Find every line with the word "JSON". Copy those lines.
# # # #
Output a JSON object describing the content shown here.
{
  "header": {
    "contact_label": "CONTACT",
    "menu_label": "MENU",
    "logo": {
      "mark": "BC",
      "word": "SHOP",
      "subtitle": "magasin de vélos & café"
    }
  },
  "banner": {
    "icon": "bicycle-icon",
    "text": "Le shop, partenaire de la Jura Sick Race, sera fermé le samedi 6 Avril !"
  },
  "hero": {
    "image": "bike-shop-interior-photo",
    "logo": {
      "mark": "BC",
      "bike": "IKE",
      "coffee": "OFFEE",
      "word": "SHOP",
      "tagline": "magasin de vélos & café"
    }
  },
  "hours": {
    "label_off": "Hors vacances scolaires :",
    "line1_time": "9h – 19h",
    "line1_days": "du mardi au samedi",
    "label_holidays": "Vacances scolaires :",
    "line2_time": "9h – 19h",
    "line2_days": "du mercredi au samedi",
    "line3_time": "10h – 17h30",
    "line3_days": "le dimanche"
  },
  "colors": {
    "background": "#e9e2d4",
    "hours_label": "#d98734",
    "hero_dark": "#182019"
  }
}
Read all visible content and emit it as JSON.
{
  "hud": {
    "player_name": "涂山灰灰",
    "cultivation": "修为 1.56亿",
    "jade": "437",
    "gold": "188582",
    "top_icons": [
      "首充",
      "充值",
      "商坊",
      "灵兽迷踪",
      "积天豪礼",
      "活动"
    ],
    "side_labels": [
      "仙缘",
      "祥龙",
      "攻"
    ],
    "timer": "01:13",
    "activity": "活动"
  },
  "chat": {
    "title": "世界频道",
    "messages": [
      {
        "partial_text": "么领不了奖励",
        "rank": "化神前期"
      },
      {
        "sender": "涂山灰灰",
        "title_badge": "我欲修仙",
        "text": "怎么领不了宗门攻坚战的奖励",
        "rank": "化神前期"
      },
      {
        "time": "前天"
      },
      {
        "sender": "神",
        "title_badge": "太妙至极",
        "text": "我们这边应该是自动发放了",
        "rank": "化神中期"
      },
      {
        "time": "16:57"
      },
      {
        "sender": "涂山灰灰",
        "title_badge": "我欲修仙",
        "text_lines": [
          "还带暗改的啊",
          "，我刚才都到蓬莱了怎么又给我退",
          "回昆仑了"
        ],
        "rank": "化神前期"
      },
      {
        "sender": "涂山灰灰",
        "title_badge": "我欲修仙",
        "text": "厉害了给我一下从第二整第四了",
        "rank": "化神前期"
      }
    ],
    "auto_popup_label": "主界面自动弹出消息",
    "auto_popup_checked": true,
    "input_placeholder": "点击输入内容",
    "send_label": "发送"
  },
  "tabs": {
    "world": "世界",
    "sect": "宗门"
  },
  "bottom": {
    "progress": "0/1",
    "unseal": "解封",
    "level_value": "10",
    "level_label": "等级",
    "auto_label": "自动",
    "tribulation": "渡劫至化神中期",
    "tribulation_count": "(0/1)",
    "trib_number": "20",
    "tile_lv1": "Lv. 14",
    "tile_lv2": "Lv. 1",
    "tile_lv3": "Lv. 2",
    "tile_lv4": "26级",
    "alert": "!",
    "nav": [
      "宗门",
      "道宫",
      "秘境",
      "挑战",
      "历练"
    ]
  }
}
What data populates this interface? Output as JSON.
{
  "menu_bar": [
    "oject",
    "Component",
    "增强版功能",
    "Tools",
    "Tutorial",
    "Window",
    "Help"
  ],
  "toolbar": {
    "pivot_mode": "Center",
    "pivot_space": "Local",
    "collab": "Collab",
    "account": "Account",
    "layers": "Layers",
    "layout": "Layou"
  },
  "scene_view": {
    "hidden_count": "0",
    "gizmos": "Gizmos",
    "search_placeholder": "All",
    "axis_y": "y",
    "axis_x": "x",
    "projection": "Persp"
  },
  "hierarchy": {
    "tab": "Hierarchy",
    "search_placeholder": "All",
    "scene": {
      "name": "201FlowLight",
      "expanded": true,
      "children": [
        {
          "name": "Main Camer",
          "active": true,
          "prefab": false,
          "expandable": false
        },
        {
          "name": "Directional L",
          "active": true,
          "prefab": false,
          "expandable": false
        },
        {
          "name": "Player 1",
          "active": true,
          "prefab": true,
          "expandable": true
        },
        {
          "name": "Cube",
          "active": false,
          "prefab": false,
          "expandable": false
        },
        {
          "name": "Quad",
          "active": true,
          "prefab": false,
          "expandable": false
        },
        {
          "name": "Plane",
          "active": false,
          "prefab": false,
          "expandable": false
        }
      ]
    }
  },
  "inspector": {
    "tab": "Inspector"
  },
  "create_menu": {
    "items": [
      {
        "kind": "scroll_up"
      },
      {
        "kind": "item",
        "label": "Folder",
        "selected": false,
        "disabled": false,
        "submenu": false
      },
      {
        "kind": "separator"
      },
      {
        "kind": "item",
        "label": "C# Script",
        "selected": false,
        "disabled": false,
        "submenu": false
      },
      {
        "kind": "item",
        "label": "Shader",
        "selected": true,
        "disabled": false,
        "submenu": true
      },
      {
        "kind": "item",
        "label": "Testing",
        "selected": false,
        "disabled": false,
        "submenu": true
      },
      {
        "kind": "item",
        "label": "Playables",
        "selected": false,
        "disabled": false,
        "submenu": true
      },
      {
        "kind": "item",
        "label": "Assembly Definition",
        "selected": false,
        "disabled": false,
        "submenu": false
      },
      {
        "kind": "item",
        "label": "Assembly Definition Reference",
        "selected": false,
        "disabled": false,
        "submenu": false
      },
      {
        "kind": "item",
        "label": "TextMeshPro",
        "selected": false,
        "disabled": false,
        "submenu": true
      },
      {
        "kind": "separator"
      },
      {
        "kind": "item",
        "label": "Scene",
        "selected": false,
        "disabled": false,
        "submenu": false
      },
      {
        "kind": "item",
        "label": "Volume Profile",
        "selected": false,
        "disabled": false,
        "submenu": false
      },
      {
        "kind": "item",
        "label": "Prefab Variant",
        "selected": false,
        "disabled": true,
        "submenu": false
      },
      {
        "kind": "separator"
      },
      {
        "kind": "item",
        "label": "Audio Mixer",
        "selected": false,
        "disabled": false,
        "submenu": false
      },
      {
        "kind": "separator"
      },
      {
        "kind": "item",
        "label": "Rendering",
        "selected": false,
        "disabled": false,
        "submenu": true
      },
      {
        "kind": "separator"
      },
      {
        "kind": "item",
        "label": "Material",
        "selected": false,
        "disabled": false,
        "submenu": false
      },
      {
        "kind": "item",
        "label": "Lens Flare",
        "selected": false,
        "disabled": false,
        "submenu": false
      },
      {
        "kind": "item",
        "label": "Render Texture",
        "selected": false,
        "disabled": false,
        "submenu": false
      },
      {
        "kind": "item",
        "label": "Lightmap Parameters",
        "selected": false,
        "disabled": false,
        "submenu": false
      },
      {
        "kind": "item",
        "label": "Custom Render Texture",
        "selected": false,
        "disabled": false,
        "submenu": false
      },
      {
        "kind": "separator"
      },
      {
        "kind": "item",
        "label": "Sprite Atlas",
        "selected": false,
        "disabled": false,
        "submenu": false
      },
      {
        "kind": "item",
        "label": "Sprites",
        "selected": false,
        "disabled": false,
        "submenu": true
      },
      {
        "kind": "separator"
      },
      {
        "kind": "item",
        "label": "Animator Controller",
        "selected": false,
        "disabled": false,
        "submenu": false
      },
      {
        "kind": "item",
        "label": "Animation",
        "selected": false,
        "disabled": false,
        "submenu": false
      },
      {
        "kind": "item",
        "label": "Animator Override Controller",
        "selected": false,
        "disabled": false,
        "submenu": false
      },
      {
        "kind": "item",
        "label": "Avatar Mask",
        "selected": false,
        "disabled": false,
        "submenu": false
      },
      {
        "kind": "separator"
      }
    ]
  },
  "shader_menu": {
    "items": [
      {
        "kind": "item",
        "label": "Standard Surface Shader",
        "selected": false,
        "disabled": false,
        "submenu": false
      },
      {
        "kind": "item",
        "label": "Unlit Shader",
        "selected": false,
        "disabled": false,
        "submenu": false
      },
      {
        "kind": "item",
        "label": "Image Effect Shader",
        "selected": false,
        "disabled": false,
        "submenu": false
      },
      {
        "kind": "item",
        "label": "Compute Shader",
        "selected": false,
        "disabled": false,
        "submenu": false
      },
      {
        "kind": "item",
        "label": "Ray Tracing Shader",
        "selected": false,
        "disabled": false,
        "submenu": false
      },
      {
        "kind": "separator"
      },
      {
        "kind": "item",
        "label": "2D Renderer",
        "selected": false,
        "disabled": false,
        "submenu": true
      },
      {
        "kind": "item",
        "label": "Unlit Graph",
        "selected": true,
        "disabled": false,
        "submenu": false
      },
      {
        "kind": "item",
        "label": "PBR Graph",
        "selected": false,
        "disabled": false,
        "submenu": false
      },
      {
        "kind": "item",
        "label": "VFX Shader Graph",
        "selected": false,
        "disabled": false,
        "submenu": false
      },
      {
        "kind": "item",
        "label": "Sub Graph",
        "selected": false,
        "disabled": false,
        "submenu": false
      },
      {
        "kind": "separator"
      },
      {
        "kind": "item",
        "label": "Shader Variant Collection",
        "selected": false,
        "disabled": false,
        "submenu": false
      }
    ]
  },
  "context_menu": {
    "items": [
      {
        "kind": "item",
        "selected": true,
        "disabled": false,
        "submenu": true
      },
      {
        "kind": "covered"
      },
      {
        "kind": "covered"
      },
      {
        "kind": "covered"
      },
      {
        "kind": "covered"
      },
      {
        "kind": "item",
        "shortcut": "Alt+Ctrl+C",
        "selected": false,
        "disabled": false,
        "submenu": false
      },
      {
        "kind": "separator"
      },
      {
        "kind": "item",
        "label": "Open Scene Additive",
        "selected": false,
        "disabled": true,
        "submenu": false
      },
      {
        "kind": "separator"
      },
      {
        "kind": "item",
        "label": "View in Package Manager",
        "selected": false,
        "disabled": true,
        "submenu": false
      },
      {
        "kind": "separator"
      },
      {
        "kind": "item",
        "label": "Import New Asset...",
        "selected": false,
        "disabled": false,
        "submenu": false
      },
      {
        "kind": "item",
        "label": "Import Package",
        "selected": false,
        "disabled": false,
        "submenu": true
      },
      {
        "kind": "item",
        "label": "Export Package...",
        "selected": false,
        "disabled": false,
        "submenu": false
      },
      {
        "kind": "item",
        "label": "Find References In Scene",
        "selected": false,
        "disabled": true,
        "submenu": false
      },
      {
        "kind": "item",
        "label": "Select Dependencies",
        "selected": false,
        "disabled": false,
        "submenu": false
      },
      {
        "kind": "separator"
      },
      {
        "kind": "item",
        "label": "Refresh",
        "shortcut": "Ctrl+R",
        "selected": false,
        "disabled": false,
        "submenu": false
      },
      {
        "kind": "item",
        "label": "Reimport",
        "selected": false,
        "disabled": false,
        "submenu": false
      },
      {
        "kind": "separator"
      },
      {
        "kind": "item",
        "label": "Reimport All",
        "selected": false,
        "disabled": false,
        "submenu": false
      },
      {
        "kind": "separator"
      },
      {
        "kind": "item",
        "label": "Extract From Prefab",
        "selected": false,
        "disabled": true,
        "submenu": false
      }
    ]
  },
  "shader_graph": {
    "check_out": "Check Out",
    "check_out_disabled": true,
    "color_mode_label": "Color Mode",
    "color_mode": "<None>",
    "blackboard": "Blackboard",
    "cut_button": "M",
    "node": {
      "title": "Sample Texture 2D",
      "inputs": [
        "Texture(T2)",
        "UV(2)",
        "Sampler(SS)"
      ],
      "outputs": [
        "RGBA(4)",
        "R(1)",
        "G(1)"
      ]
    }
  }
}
# # # #
THE ANSWER:
Output a JSON object describing the content shown here.
Read all visible content and emit it as JSON.
What data populates this interface? Output as JSON.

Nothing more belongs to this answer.